> [Records that describe figures]

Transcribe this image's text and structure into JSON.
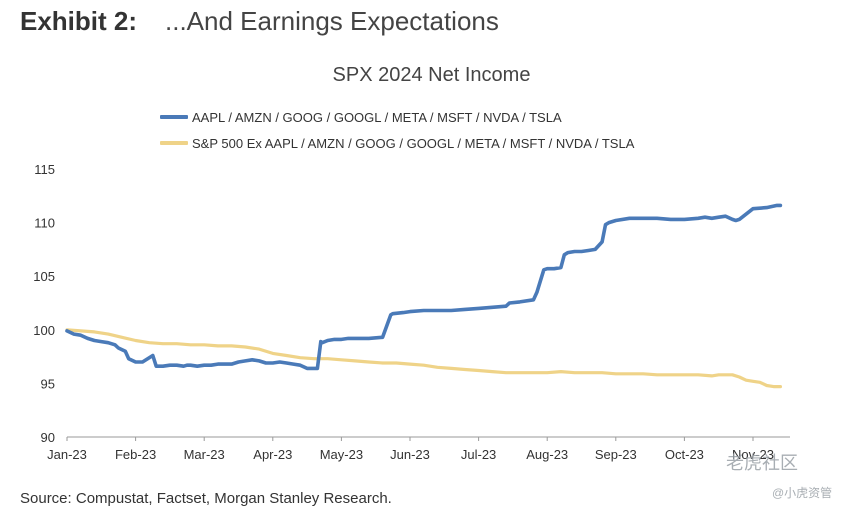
{
  "header": {
    "exhibit_number": "Exhibit 2:",
    "exhibit_title": "...And Earnings Expectations"
  },
  "chart_data": {
    "type": "line",
    "title": "SPX 2024 Net Income",
    "xlabel": "",
    "ylabel": "",
    "ylim": [
      90,
      115
    ],
    "yticks": [
      90,
      95,
      100,
      105,
      110,
      115
    ],
    "xticks": [
      "Jan-23",
      "Feb-23",
      "Mar-23",
      "Apr-23",
      "May-23",
      "Jun-23",
      "Jul-23",
      "Aug-23",
      "Sep-23",
      "Oct-23",
      "Nov-23"
    ],
    "legend_placement": "top-left",
    "grid": false,
    "series": [
      {
        "name": "AAPL / AMZN / GOOG / GOOGL / META / MSFT / NVDA / TSLA",
        "color": "#4a7ab8",
        "x": [
          0,
          0.1,
          0.2,
          0.3,
          0.4,
          0.5,
          0.6,
          0.7,
          0.75,
          0.85,
          0.9,
          1.0,
          1.1,
          1.25,
          1.3,
          1.4,
          1.5,
          1.6,
          1.7,
          1.75,
          1.8,
          1.9,
          2.0,
          2.1,
          2.2,
          2.25,
          2.4,
          2.5,
          2.6,
          2.7,
          2.8,
          2.9,
          3.0,
          3.1,
          3.2,
          3.3,
          3.4,
          3.5,
          3.65,
          3.7,
          3.72,
          3.8,
          3.9,
          4.0,
          4.1,
          4.2,
          4.4,
          4.6,
          4.72,
          4.75,
          4.9,
          5.0,
          5.2,
          5.4,
          5.6,
          5.8,
          6.0,
          6.2,
          6.4,
          6.45,
          6.6,
          6.8,
          6.85,
          6.95,
          7.0,
          7.1,
          7.2,
          7.25,
          7.3,
          7.4,
          7.5,
          7.6,
          7.7,
          7.8,
          7.85,
          7.9,
          8.0,
          8.2,
          8.4,
          8.6,
          8.8,
          9.0,
          9.2,
          9.3,
          9.4,
          9.5,
          9.6,
          9.7,
          9.75,
          9.8,
          10.0,
          10.2,
          10.35,
          10.4
        ],
        "values": [
          99.9,
          99.6,
          99.5,
          99.2,
          99.0,
          98.9,
          98.8,
          98.6,
          98.3,
          98.0,
          97.3,
          97.0,
          97.0,
          97.6,
          96.6,
          96.6,
          96.7,
          96.7,
          96.6,
          96.7,
          96.7,
          96.6,
          96.7,
          96.7,
          96.8,
          96.8,
          96.8,
          97.0,
          97.1,
          97.2,
          97.1,
          96.9,
          96.9,
          97.0,
          96.9,
          96.8,
          96.7,
          96.4,
          96.4,
          98.9,
          98.8,
          99.0,
          99.1,
          99.1,
          99.2,
          99.2,
          99.2,
          99.3,
          101.4,
          101.5,
          101.6,
          101.7,
          101.8,
          101.8,
          101.8,
          101.9,
          102.0,
          102.1,
          102.2,
          102.5,
          102.6,
          102.8,
          103.5,
          105.6,
          105.7,
          105.7,
          105.8,
          107.0,
          107.2,
          107.3,
          107.3,
          107.4,
          107.5,
          108.2,
          109.8,
          110.0,
          110.2,
          110.4,
          110.4,
          110.4,
          110.3,
          110.3,
          110.4,
          110.5,
          110.4,
          110.5,
          110.6,
          110.3,
          110.2,
          110.3,
          111.3,
          111.4,
          111.6,
          111.6
        ]
      },
      {
        "name": "S&P 500 Ex AAPL / AMZN / GOOG / GOOGL / META / MSFT / NVDA / TSLA",
        "color": "#efd388",
        "x": [
          0,
          0.2,
          0.4,
          0.6,
          0.8,
          1.0,
          1.2,
          1.4,
          1.6,
          1.8,
          2.0,
          2.2,
          2.4,
          2.6,
          2.8,
          3.0,
          3.2,
          3.4,
          3.6,
          3.8,
          4.0,
          4.2,
          4.4,
          4.6,
          4.8,
          5.0,
          5.2,
          5.4,
          5.6,
          5.8,
          6.0,
          6.2,
          6.4,
          6.6,
          6.8,
          7.0,
          7.2,
          7.4,
          7.6,
          7.8,
          8.0,
          8.2,
          8.4,
          8.6,
          8.8,
          9.0,
          9.2,
          9.4,
          9.5,
          9.6,
          9.7,
          9.8,
          9.9,
          10.0,
          10.1,
          10.2,
          10.3,
          10.4
        ],
        "values": [
          100.0,
          99.9,
          99.8,
          99.6,
          99.3,
          99.0,
          98.8,
          98.7,
          98.7,
          98.6,
          98.6,
          98.5,
          98.5,
          98.4,
          98.2,
          97.8,
          97.6,
          97.4,
          97.3,
          97.3,
          97.2,
          97.1,
          97.0,
          96.9,
          96.9,
          96.8,
          96.7,
          96.5,
          96.4,
          96.3,
          96.2,
          96.1,
          96.0,
          96.0,
          96.0,
          96.0,
          96.1,
          96.0,
          96.0,
          96.0,
          95.9,
          95.9,
          95.9,
          95.8,
          95.8,
          95.8,
          95.8,
          95.7,
          95.8,
          95.8,
          95.8,
          95.6,
          95.3,
          95.2,
          95.1,
          94.8,
          94.7,
          94.7
        ]
      }
    ]
  },
  "footer": {
    "source": "Source: Compustat, Factset, Morgan Stanley Research."
  },
  "watermark": {
    "line1": "老虎社区",
    "line2": "@小虎资管"
  }
}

> [Task brief] Reproduce every line of the material precisely, omitting its pictures.

> [Correct result]
Transcribe this image's text and structure into JSON.
{
  "header": {
    "exhibit_number": "Exhibit 2:",
    "exhibit_title": "...And Earnings Expectations"
  },
  "chart_data": {
    "type": "line",
    "title": "SPX 2024 Net Income",
    "xlabel": "",
    "ylabel": "",
    "ylim": [
      90,
      115
    ],
    "yticks": [
      90,
      95,
      100,
      105,
      110,
      115
    ],
    "xticks": [
      "Jan-23",
      "Feb-23",
      "Mar-23",
      "Apr-23",
      "May-23",
      "Jun-23",
      "Jul-23",
      "Aug-23",
      "Sep-23",
      "Oct-23",
      "Nov-23"
    ],
    "legend_placement": "top-left",
    "grid": false,
    "series": [
      {
        "name": "AAPL / AMZN / GOOG / GOOGL / META / MSFT / NVDA / TSLA",
        "color": "#4a7ab8",
        "x": [
          0,
          0.1,
          0.2,
          0.3,
          0.4,
          0.5,
          0.6,
          0.7,
          0.75,
          0.85,
          0.9,
          1.0,
          1.1,
          1.25,
          1.3,
          1.4,
          1.5,
          1.6,
          1.7,
          1.75,
          1.8,
          1.9,
          2.0,
          2.1,
          2.2,
          2.25,
          2.4,
          2.5,
          2.6,
          2.7,
          2.8,
          2.9,
          3.0,
          3.1,
          3.2,
          3.3,
          3.4,
          3.5,
          3.65,
          3.7,
          3.72,
          3.8,
          3.9,
          4.0,
          4.1,
          4.2,
          4.4,
          4.6,
          4.72,
          4.75,
          4.9,
          5.0,
          5.2,
          5.4,
          5.6,
          5.8,
          6.0,
          6.2,
          6.4,
          6.45,
          6.6,
          6.8,
          6.85,
          6.95,
          7.0,
          7.1,
          7.2,
          7.25,
          7.3,
          7.4,
          7.5,
          7.6,
          7.7,
          7.8,
          7.85,
          7.9,
          8.0,
          8.2,
          8.4,
          8.6,
          8.8,
          9.0,
          9.2,
          9.3,
          9.4,
          9.5,
          9.6,
          9.7,
          9.75,
          9.8,
          10.0,
          10.2,
          10.35,
          10.4
        ],
        "values": [
          99.9,
          99.6,
          99.5,
          99.2,
          99.0,
          98.9,
          98.8,
          98.6,
          98.3,
          98.0,
          97.3,
          97.0,
          97.0,
          97.6,
          96.6,
          96.6,
          96.7,
          96.7,
          96.6,
          96.7,
          96.7,
          96.6,
          96.7,
          96.7,
          96.8,
          96.8,
          96.8,
          97.0,
          97.1,
          97.2,
          97.1,
          96.9,
          96.9,
          97.0,
          96.9,
          96.8,
          96.7,
          96.4,
          96.4,
          98.9,
          98.8,
          99.0,
          99.1,
          99.1,
          99.2,
          99.2,
          99.2,
          99.3,
          101.4,
          101.5,
          101.6,
          101.7,
          101.8,
          101.8,
          101.8,
          101.9,
          102.0,
          102.1,
          102.2,
          102.5,
          102.6,
          102.8,
          103.5,
          105.6,
          105.7,
          105.7,
          105.8,
          107.0,
          107.2,
          107.3,
          107.3,
          107.4,
          107.5,
          108.2,
          109.8,
          110.0,
          110.2,
          110.4,
          110.4,
          110.4,
          110.3,
          110.3,
          110.4,
          110.5,
          110.4,
          110.5,
          110.6,
          110.3,
          110.2,
          110.3,
          111.3,
          111.4,
          111.6,
          111.6
        ]
      },
      {
        "name": "S&P 500 Ex AAPL / AMZN / GOOG / GOOGL / META / MSFT / NVDA / TSLA",
        "color": "#efd388",
        "x": [
          0,
          0.2,
          0.4,
          0.6,
          0.8,
          1.0,
          1.2,
          1.4,
          1.6,
          1.8,
          2.0,
          2.2,
          2.4,
          2.6,
          2.8,
          3.0,
          3.2,
          3.4,
          3.6,
          3.8,
          4.0,
          4.2,
          4.4,
          4.6,
          4.8,
          5.0,
          5.2,
          5.4,
          5.6,
          5.8,
          6.0,
          6.2,
          6.4,
          6.6,
          6.8,
          7.0,
          7.2,
          7.4,
          7.6,
          7.8,
          8.0,
          8.2,
          8.4,
          8.6,
          8.8,
          9.0,
          9.2,
          9.4,
          9.5,
          9.6,
          9.7,
          9.8,
          9.9,
          10.0,
          10.1,
          10.2,
          10.3,
          10.4
        ],
        "values": [
          100.0,
          99.9,
          99.8,
          99.6,
          99.3,
          99.0,
          98.8,
          98.7,
          98.7,
          98.6,
          98.6,
          98.5,
          98.5,
          98.4,
          98.2,
          97.8,
          97.6,
          97.4,
          97.3,
          97.3,
          97.2,
          97.1,
          97.0,
          96.9,
          96.9,
          96.8,
          96.7,
          96.5,
          96.4,
          96.3,
          96.2,
          96.1,
          96.0,
          96.0,
          96.0,
          96.0,
          96.1,
          96.0,
          96.0,
          96.0,
          95.9,
          95.9,
          95.9,
          95.8,
          95.8,
          95.8,
          95.8,
          95.7,
          95.8,
          95.8,
          95.8,
          95.6,
          95.3,
          95.2,
          95.1,
          94.8,
          94.7,
          94.7
        ]
      }
    ]
  },
  "footer": {
    "source": "Source: Compustat, Factset, Morgan Stanley Research."
  },
  "watermark": {
    "line1": "老虎社区",
    "line2": "@小虎资管"
  }
}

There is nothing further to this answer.